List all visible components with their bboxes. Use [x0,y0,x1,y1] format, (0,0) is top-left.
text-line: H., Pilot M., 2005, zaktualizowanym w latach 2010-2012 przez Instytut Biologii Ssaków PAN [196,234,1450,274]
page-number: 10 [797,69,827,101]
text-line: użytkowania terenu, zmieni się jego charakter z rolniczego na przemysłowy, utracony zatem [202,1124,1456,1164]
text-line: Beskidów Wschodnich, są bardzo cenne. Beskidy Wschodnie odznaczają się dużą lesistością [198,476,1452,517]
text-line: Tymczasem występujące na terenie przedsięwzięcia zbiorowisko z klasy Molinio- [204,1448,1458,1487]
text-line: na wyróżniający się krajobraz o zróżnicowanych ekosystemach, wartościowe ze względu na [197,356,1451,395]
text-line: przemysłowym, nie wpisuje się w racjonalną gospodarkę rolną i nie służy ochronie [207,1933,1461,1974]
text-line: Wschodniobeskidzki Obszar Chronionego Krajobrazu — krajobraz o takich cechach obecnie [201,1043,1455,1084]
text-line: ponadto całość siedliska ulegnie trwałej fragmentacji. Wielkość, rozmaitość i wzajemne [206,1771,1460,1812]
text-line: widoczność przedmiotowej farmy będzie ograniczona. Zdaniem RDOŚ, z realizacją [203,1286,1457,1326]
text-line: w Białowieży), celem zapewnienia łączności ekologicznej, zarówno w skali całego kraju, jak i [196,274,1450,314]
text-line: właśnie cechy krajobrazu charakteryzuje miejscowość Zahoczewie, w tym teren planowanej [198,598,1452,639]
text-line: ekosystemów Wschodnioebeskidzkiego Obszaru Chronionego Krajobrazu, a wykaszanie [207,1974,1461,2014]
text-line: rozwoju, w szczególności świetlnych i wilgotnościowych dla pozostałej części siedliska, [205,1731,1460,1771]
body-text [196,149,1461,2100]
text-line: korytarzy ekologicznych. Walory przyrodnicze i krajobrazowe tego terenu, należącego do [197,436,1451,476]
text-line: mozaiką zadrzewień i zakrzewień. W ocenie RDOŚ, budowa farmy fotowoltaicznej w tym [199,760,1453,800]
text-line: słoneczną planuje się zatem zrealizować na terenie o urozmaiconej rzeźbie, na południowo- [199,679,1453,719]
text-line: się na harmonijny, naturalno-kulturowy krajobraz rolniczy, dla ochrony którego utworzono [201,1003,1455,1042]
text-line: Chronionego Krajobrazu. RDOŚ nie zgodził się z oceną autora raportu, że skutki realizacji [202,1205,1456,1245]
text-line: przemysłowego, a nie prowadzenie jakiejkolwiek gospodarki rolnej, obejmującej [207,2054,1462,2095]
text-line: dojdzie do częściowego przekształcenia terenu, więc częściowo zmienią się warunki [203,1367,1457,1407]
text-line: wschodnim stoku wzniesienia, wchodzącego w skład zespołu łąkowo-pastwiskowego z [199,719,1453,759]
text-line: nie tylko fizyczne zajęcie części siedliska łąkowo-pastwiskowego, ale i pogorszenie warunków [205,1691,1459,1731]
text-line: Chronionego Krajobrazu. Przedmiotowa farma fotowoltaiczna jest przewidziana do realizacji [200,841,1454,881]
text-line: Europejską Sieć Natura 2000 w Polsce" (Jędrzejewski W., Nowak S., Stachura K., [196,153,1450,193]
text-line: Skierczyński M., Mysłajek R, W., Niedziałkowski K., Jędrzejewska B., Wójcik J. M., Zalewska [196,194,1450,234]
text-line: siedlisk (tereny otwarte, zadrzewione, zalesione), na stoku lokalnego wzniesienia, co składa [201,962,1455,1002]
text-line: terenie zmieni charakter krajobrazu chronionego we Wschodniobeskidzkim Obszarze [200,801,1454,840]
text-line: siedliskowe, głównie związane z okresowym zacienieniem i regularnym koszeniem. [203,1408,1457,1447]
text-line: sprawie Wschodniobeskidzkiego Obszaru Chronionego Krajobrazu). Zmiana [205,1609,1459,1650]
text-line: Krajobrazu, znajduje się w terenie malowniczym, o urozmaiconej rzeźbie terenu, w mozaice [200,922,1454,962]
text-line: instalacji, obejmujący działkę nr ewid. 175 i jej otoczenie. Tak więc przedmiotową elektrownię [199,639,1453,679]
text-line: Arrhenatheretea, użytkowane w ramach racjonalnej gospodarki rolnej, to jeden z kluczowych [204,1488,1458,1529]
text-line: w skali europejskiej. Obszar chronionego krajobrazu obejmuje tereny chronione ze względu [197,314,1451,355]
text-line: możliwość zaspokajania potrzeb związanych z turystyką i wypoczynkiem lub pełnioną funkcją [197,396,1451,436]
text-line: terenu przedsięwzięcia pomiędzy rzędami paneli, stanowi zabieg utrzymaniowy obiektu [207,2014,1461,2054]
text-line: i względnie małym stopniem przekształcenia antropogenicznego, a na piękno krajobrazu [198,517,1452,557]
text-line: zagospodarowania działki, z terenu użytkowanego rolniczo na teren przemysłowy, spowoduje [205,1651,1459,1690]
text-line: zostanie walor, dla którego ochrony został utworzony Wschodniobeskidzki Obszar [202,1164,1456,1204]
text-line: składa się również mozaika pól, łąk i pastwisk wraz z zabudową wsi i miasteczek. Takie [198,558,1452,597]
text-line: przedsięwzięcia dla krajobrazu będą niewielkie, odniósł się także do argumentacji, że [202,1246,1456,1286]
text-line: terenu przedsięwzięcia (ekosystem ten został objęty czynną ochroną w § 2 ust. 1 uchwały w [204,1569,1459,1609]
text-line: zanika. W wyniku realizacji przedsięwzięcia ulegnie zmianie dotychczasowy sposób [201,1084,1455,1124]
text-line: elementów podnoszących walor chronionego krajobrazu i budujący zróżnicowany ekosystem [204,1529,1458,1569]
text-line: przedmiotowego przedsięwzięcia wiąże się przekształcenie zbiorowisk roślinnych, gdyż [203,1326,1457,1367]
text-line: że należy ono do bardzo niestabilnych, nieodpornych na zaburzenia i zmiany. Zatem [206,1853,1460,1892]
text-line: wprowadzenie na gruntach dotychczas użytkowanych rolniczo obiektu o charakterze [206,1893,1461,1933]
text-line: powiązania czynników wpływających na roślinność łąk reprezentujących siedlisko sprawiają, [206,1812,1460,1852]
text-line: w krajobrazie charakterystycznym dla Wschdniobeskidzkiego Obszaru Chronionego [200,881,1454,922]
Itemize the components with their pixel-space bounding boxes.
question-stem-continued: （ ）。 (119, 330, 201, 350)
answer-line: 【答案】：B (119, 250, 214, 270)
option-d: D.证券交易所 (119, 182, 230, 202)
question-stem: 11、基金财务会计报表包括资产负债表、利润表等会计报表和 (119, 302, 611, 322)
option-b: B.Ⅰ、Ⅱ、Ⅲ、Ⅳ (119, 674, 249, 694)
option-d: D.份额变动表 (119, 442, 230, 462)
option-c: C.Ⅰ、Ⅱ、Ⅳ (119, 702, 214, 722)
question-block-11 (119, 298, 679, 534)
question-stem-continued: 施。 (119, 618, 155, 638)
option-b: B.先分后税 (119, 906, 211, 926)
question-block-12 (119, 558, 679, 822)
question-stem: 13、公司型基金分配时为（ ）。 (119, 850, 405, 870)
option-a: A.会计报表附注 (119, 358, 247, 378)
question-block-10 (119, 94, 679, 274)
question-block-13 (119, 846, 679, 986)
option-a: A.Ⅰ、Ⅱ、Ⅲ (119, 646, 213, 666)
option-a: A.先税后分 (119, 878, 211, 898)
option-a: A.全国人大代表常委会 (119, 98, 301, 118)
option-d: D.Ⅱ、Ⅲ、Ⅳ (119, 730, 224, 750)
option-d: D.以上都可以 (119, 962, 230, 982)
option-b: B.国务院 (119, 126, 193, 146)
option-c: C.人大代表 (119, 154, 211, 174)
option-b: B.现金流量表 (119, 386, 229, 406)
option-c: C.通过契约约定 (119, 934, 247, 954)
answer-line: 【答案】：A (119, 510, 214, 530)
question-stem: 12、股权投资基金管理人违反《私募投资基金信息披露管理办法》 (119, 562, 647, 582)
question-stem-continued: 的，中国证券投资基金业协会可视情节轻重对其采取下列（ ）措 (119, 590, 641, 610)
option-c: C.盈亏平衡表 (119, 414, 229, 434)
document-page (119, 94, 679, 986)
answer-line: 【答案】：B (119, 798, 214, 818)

....................

**Goal of the exercise:** Please give everything from the start of the rows down to the line containing "text-line: Tymczasem występujące" again, substituting "text_line" for "text-line" and leaving all else unchanged.

**Final result:**
List all visible components with their bboxes. Use [x0,y0,x1,y1] format, (0,0) is top-left.
text_line: H., Pilot M., 2005, zaktualizowanym w latach 2010-2012 przez Instytut Biologii Ssaków PAN [196,234,1450,274]
page-number: 10 [797,69,827,101]
text_line: użytkowania terenu, zmieni się jego charakter z rolniczego na przemysłowy, utracony zatem [202,1124,1456,1164]
text_line: Beskidów Wschodnich, są bardzo cenne. Beskidy Wschodnie odznaczają się dużą lesistością [198,476,1452,517]
text_line: Tymczasem występujące na terenie przedsięwzięcia zbiorowisko z klasy Molinio- [204,1448,1458,1487]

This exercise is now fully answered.